» What is needed: Return every line below in which "四个国家中" appears.

» Collected data entries:
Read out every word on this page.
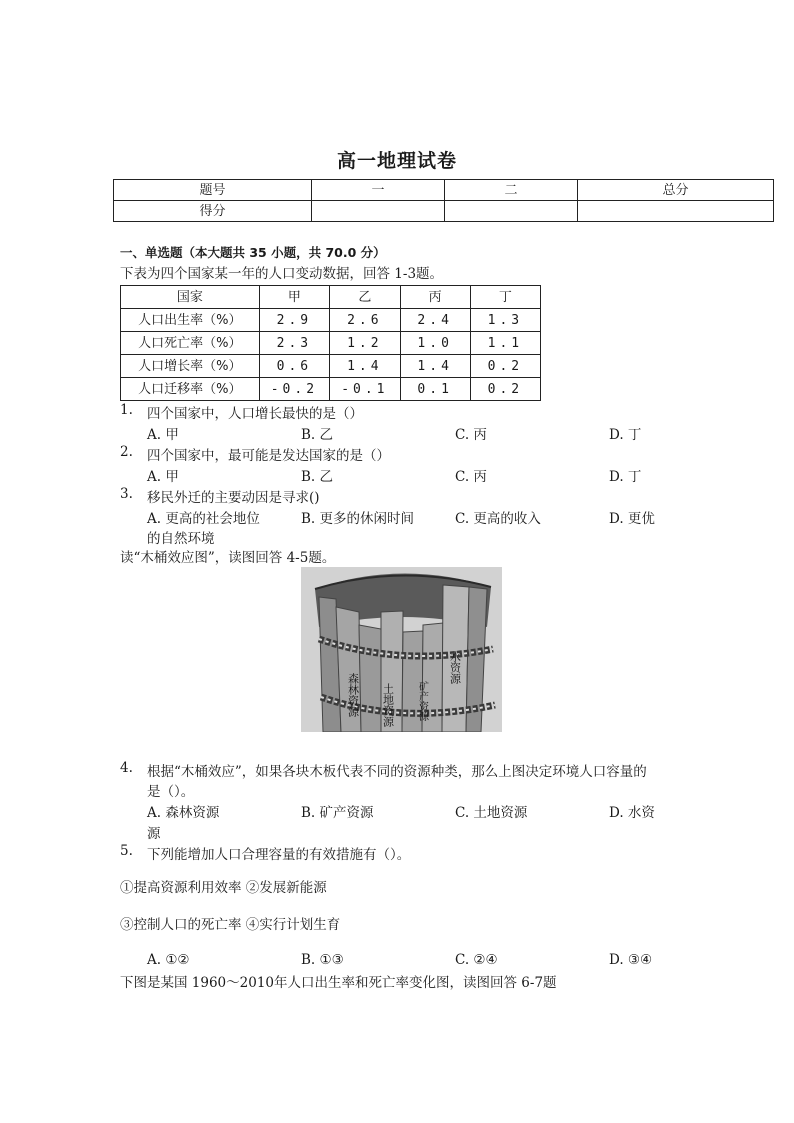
高一地理试卷
题号	一	二	总分
得分			
一、单选题（本大题共 35 小题，共 70.0 分）
下表为四个国家某一年的人口变动数据，回答 1-3题。
国家	甲	乙	丙	丁
人口出生率（%）	2.9	2.6	2.4	1.3
人口死亡率（%）	2.3	1.2	1.0	1.1
人口增长率（%）	0.6	1.4	1.4	0.2
人口迁移率（%）	-0.2	-0.1	0.1	0.2
1. 四个国家中，人口增长最快的是（）
A. 甲	B. 乙	C. 丙	D. 丁
2. 四个国家中，最可能是发达国家的是（）
A. 甲	B. 乙	C. 丙	D. 丁
3. 移民外迁的主要动因是寻求()
A. 更高的社会地位	B. 更多的休闲时间	C. 更高的收入	D. 更优
的自然环境
读“木桶效应图”，读图回答 4-5题。
森林资源 土地资源 矿产资源
水资源
4. 根据“木桶效应”，如果各块木板代表不同的资源种类，那么上图决定环境人口容量的
是（）。
A. 森林资源	B. 矿产资源	C. 土地资源	D. 水资
源
5. 下列能增加人口合理容量的有效措施有（）。
①提高资源利用效率 ②发展新能源
③控制人口的死亡率 ④实行计划生育
A. ①②	B. ①③	C. ②④	D. ③④
下图是某国 1960～2010年人口出生率和死亡率变化图，读图回答 6-7题
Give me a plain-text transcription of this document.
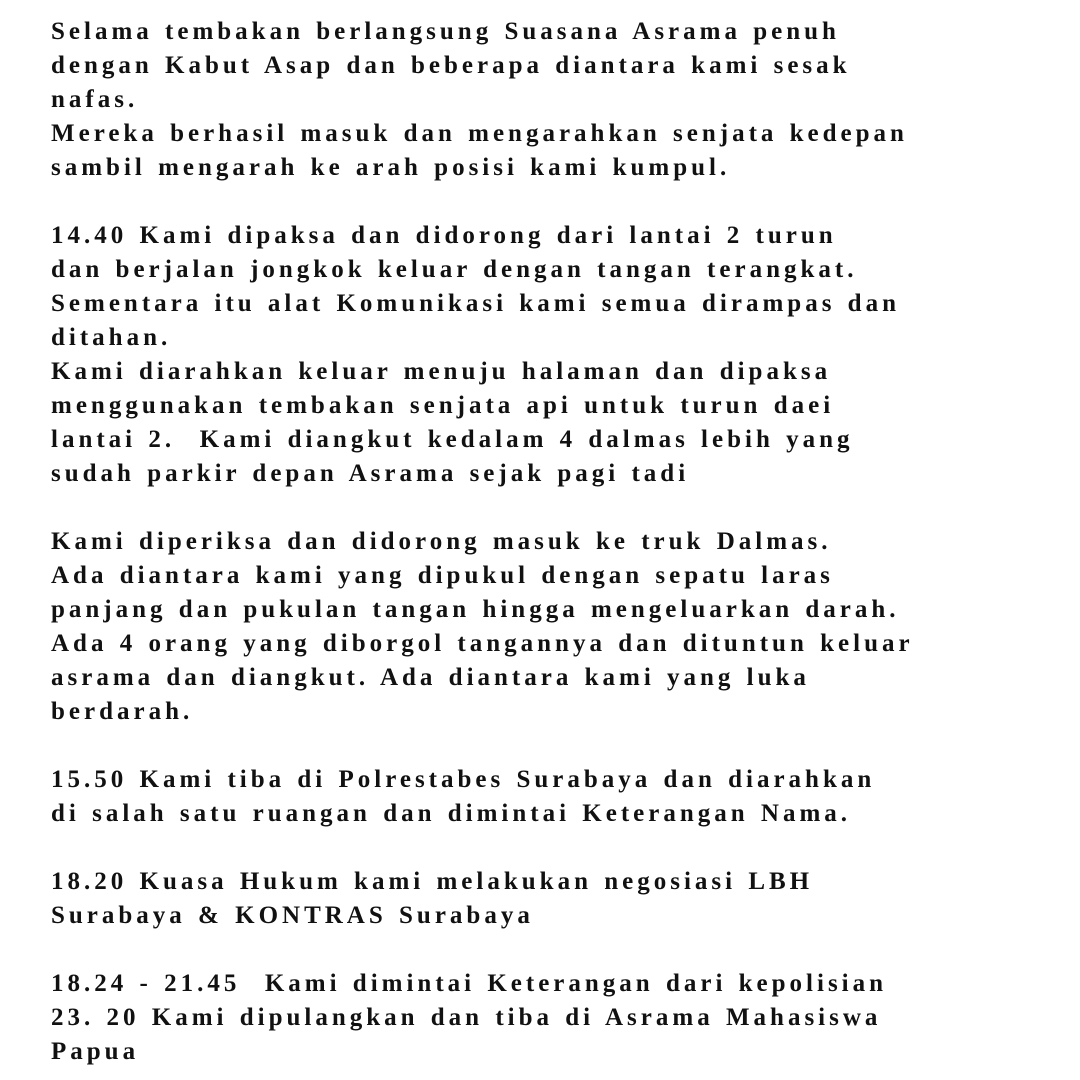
Selama tembakan berlangsung Suasana Asrama penuh
dengan Kabut Asap dan beberapa diantara kami sesak
nafas.
Mereka berhasil masuk dan mengarahkan senjata kedepan
sambil mengarah ke arah posisi kami kumpul.
14.40 Kami dipaksa dan didorong dari lantai 2 turun
dan berjalan jongkok keluar dengan tangan terangkat.
Sementara itu alat Komunikasi kami semua dirampas dan
ditahan.
Kami diarahkan keluar menuju halaman dan dipaksa
menggunakan tembakan senjata api untuk turun daei
lantai 2.  Kami diangkut kedalam 4 dalmas lebih yang
sudah parkir depan Asrama sejak pagi tadi
Kami diperiksa dan didorong masuk ke truk Dalmas.
Ada diantara kami yang dipukul dengan sepatu laras
panjang dan pukulan tangan hingga mengeluarkan darah.
Ada 4 orang yang diborgol tangannya dan dituntun keluar
asrama dan diangkut. Ada diantara kami yang luka
berdarah.
15.50 Kami tiba di Polrestabes Surabaya dan diarahkan
di salah satu ruangan dan dimintai Keterangan Nama.
18.20 Kuasa Hukum kami melakukan negosiasi LBH
Surabaya & KONTRAS Surabaya
18.24 - 21.45  Kami dimintai Keterangan dari kepolisian
23. 20 Kami dipulangkan dan tiba di Asrama Mahasiswa
Papua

» Completed exercise:
1. 四个国家中，人口增长最快的是（）
2. 四个国家中，最可能是发达国家的是（）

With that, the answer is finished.